» **STATED TASK**:
Scan the data beneath this task and copy each line that includes "performance".

» **PROVIDED MATERIAL**:
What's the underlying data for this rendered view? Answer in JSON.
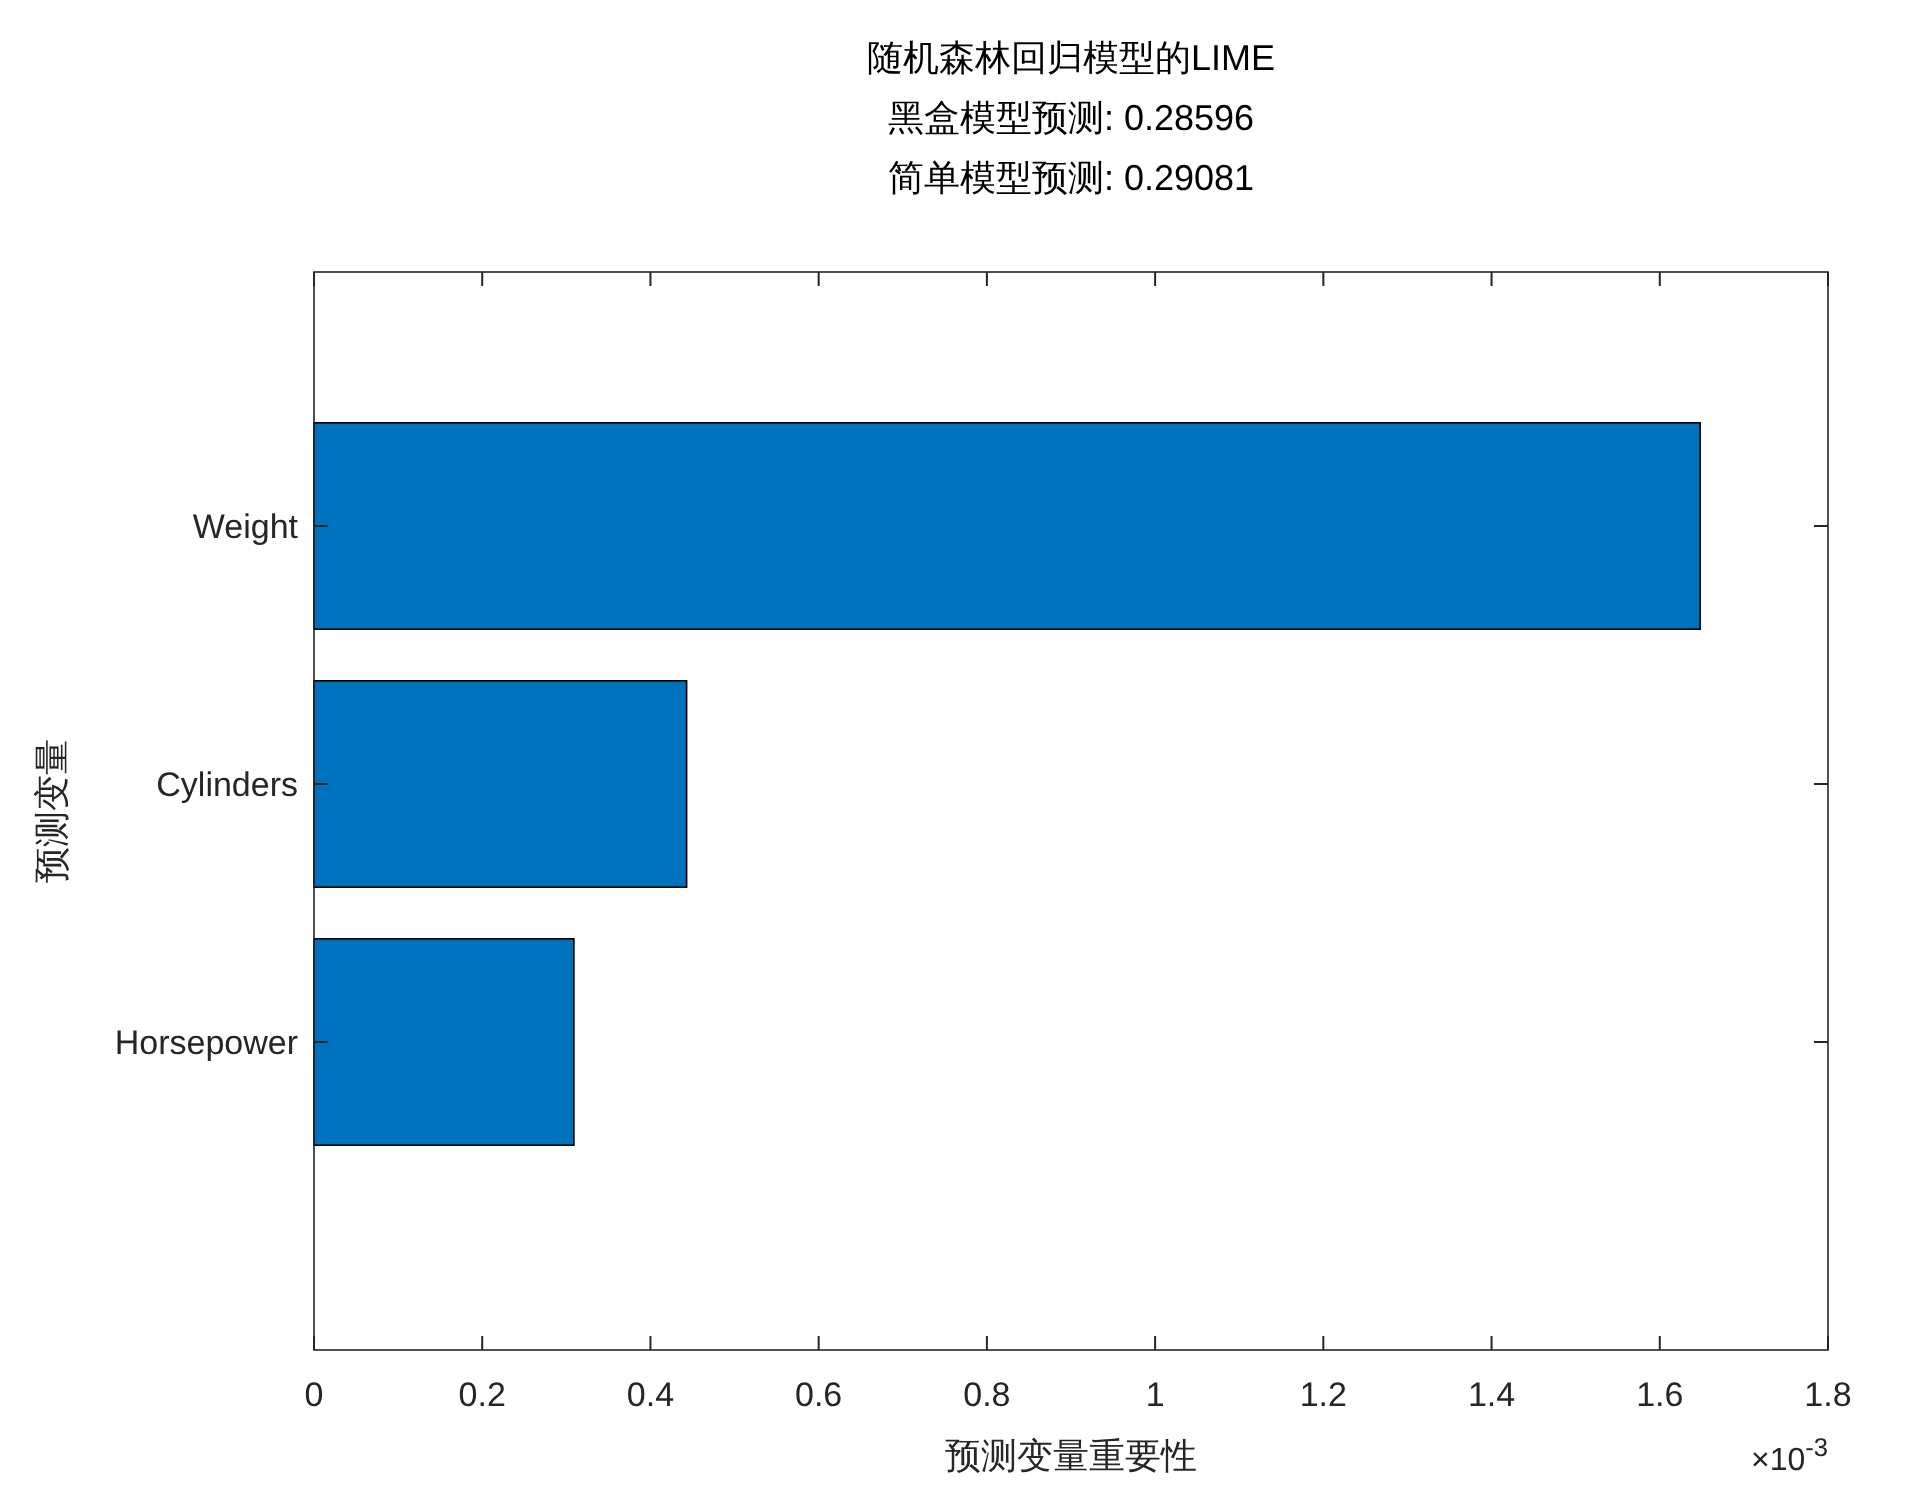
{
  "chart_data": {
    "type": "bar",
    "orientation": "horizontal",
    "title": "随机森林回归模型的LIME\n黑盒模型预测: 0.28596\n简单模型预测: 0.29081",
    "xlabel": "预测变量重要性",
    "ylabel": "预测变量",
    "categories": [
      "Weight",
      "Cylinders",
      "Horsepower"
    ],
    "values": [
      1.648,
      0.443,
      0.309
    ],
    "color": "#0072bd",
    "xlim": [
      0,
      1.8
    ],
    "xticks": [
      0,
      0.2,
      0.4,
      0.6,
      0.8,
      1,
      1.2,
      1.4,
      1.6,
      1.8
    ],
    "grid": false,
    "annotations": [
      "×10$^{-3}$"
    ]
  }
}
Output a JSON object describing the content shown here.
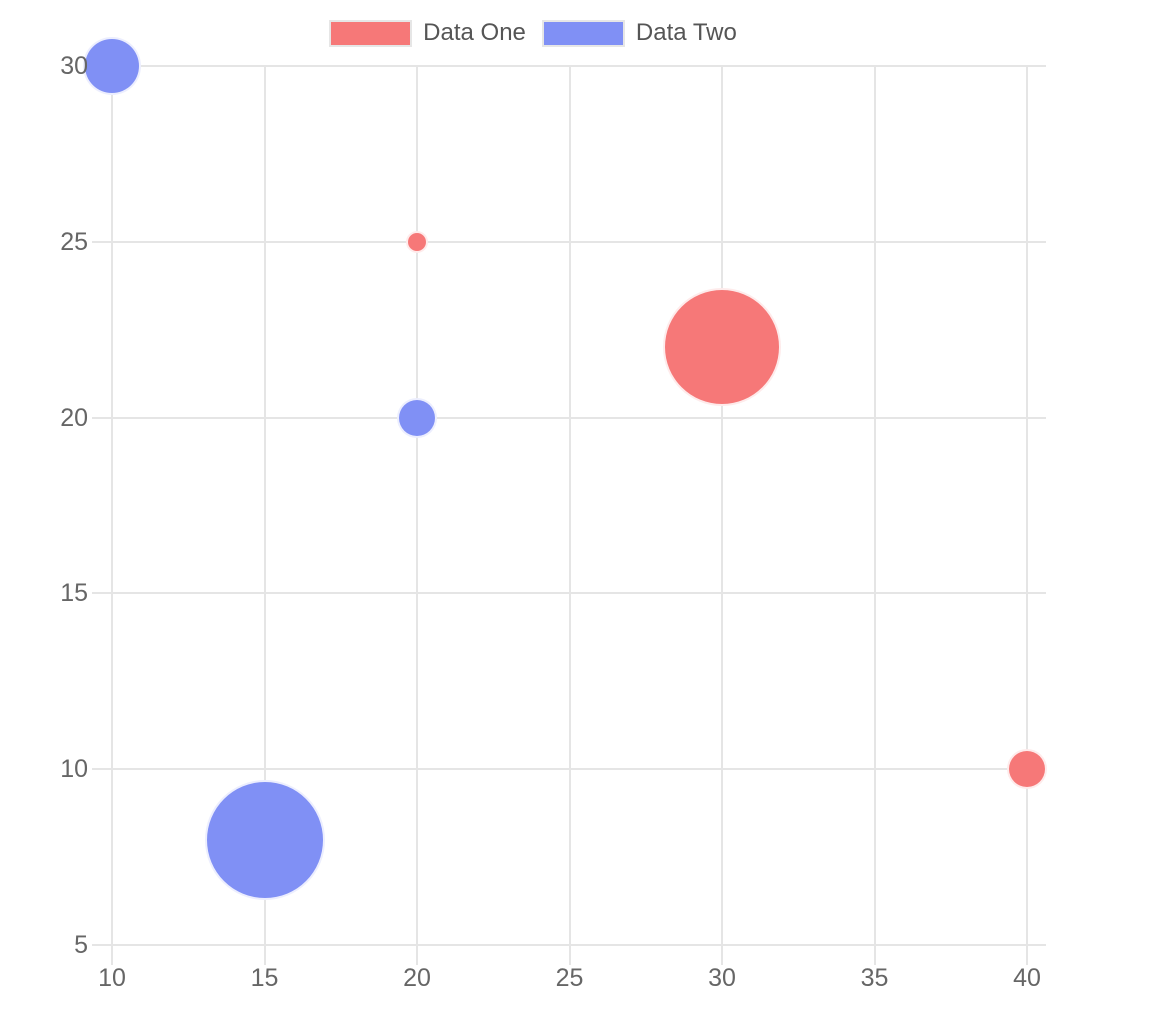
{
  "chart_data": {
    "type": "scatter",
    "variant": "bubble",
    "title": "",
    "xlabel": "",
    "ylabel": "",
    "series": [
      {
        "name": "Data One",
        "color": "#F67878",
        "points": [
          {
            "x": 20,
            "y": 25,
            "r": 11
          },
          {
            "x": 30,
            "y": 22,
            "r": 59
          },
          {
            "x": 40,
            "y": 10,
            "r": 20
          }
        ]
      },
      {
        "name": "Data Two",
        "color": "#8090F5",
        "points": [
          {
            "x": 10,
            "y": 30,
            "r": 29
          },
          {
            "x": 20,
            "y": 20,
            "r": 20
          },
          {
            "x": 15,
            "y": 8,
            "r": 60
          }
        ]
      }
    ],
    "x_axis": {
      "min": 10,
      "max": 40,
      "step": 5,
      "ticks": [
        "10",
        "15",
        "20",
        "25",
        "30",
        "35",
        "40"
      ]
    },
    "y_axis": {
      "min": 5,
      "max": 30,
      "step": 5,
      "ticks": [
        "5",
        "10",
        "15",
        "20",
        "25",
        "30"
      ]
    },
    "grid": true,
    "legend_position": "top-center"
  },
  "styles": {
    "background": "#ffffff",
    "grid_color": "#e5e5e5",
    "tick_label_color": "#666666",
    "legend_label_color": "#555555",
    "legend_swatch_border": "#e6e6e6",
    "bubble_border_color": "rgba(255,255,255,0.85)"
  }
}
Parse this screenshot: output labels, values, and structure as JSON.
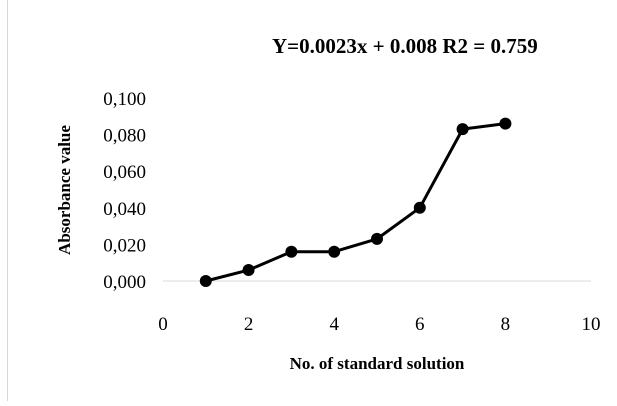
{
  "chart_data": {
    "type": "line",
    "title": "Y=0.0023x + 0.008 R2 = 0.759",
    "xlabel": "No. of standard solution",
    "ylabel": "Absorbance value",
    "xlim": [
      0,
      10
    ],
    "ylim": [
      0,
      0.1
    ],
    "x_ticks": [
      "0",
      "2",
      "4",
      "6",
      "8",
      "10"
    ],
    "y_ticks": [
      "0,000",
      "0,020",
      "0,040",
      "0,060",
      "0,080",
      "0,100"
    ],
    "grid": false,
    "legend": "none",
    "series": [
      {
        "x": [
          1,
          2,
          3,
          4,
          5,
          6,
          7,
          8
        ],
        "y": [
          0.0,
          0.006,
          0.016,
          0.016,
          0.023,
          0.04,
          0.083,
          0.086
        ],
        "color": "#000000",
        "marker": "circle"
      }
    ]
  }
}
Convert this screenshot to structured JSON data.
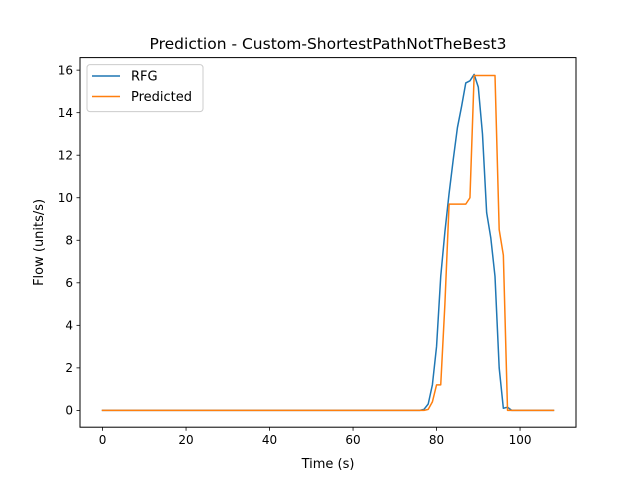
{
  "chart_data": {
    "type": "line",
    "title": "Prediction - Custom-ShortestPathNotTheBest3",
    "xlabel": "Time (s)",
    "ylabel": "Flow (units/s)",
    "xlim": [
      -5.4,
      113.4
    ],
    "ylim": [
      -0.79,
      16.59
    ],
    "xticks": [
      0,
      20,
      40,
      60,
      80,
      100
    ],
    "yticks": [
      0,
      2,
      4,
      6,
      8,
      10,
      12,
      14,
      16
    ],
    "grid": false,
    "legend_position": "top-left",
    "series": [
      {
        "name": "RFG",
        "color": "#1f77b4",
        "x": [
          0,
          10,
          20,
          30,
          40,
          50,
          60,
          70,
          76,
          77,
          78,
          79,
          80,
          81,
          82,
          83,
          84,
          85,
          86,
          87,
          88,
          89,
          90,
          91,
          92,
          93,
          94,
          95,
          96,
          97,
          98,
          99,
          100,
          108
        ],
        "y": [
          0,
          0,
          0,
          0,
          0,
          0,
          0,
          0,
          0,
          0.05,
          0.3,
          1.2,
          3.0,
          6.3,
          8.4,
          10.2,
          11.8,
          13.3,
          14.3,
          15.4,
          15.5,
          15.8,
          15.2,
          13.0,
          9.3,
          8.1,
          6.3,
          2.0,
          0.1,
          0.15,
          0.0,
          0.0,
          0.0,
          0.0
        ]
      },
      {
        "name": "Predicted",
        "color": "#ff7f0e",
        "x": [
          0,
          10,
          20,
          30,
          40,
          50,
          60,
          70,
          77,
          78,
          79,
          80,
          81,
          82,
          83,
          84,
          85,
          86,
          87,
          88,
          89,
          90,
          91,
          92,
          93,
          94,
          95,
          96,
          97,
          98,
          99,
          100,
          108
        ],
        "y": [
          0,
          0,
          0,
          0,
          0,
          0,
          0,
          0,
          0,
          0.05,
          0.4,
          1.2,
          1.2,
          5.0,
          9.7,
          9.7,
          9.7,
          9.7,
          9.7,
          10.0,
          15.75,
          15.75,
          15.75,
          15.75,
          15.75,
          15.75,
          8.5,
          7.3,
          0.0,
          0.0,
          0.0,
          0.0,
          0.0
        ]
      }
    ]
  }
}
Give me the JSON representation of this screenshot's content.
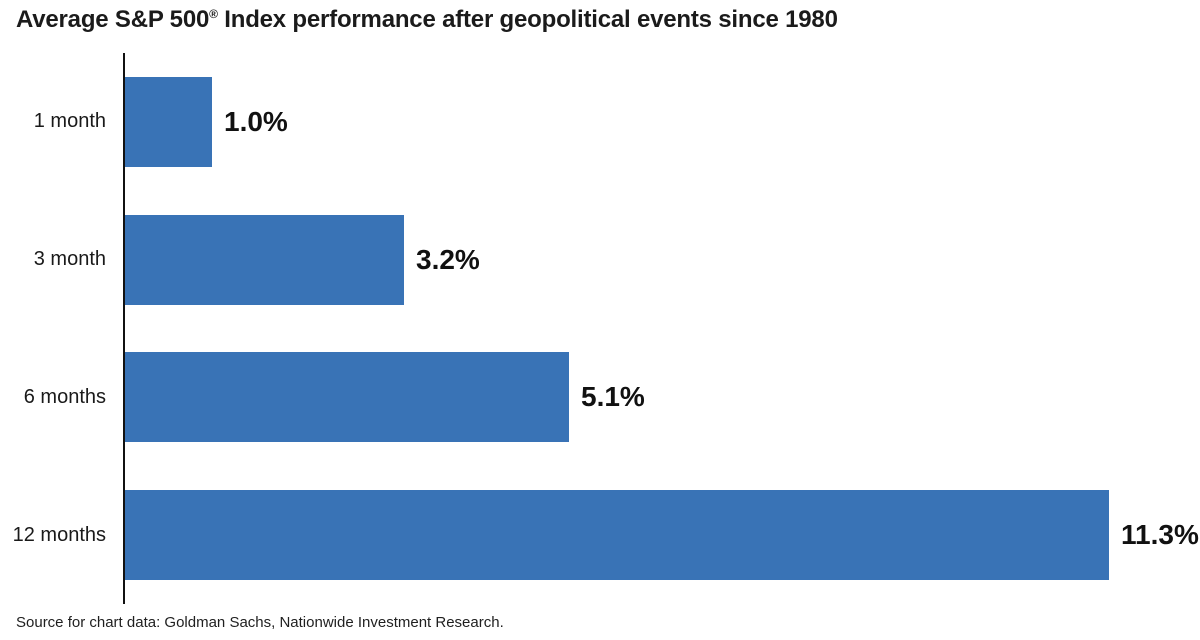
{
  "title": {
    "pre": "Average S&P 500",
    "registered_mark": "®",
    "post": " Index performance after geopolitical events since 1980"
  },
  "source_note": "Source for chart data: Goldman Sachs, Nationwide Investment Research.",
  "colors": {
    "bar": "#3973B6",
    "axis": "#111111",
    "text": "#1A1A1A"
  },
  "chart_data": {
    "type": "bar",
    "orientation": "horizontal",
    "title": "Average S&P 500® Index performance after geopolitical events since 1980",
    "categories": [
      "1 month",
      "3 month",
      "6 months",
      "12 months"
    ],
    "values": [
      1.0,
      3.2,
      5.1,
      11.3
    ],
    "value_labels": [
      "1.0%",
      "3.2%",
      "5.1%",
      "11.3%"
    ],
    "xlabel": "",
    "ylabel": "",
    "xlim": [
      0,
      11.3
    ],
    "grid": false,
    "legend_position": "none",
    "source": "Source for chart data: Goldman Sachs, Nationwide Investment Research."
  }
}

» **WORKED SOLUTION**:
    "post": " Index performance after geopolitical events since 1980"
    "title": "Average S&P 500® Index performance after geopolitical events since 1980",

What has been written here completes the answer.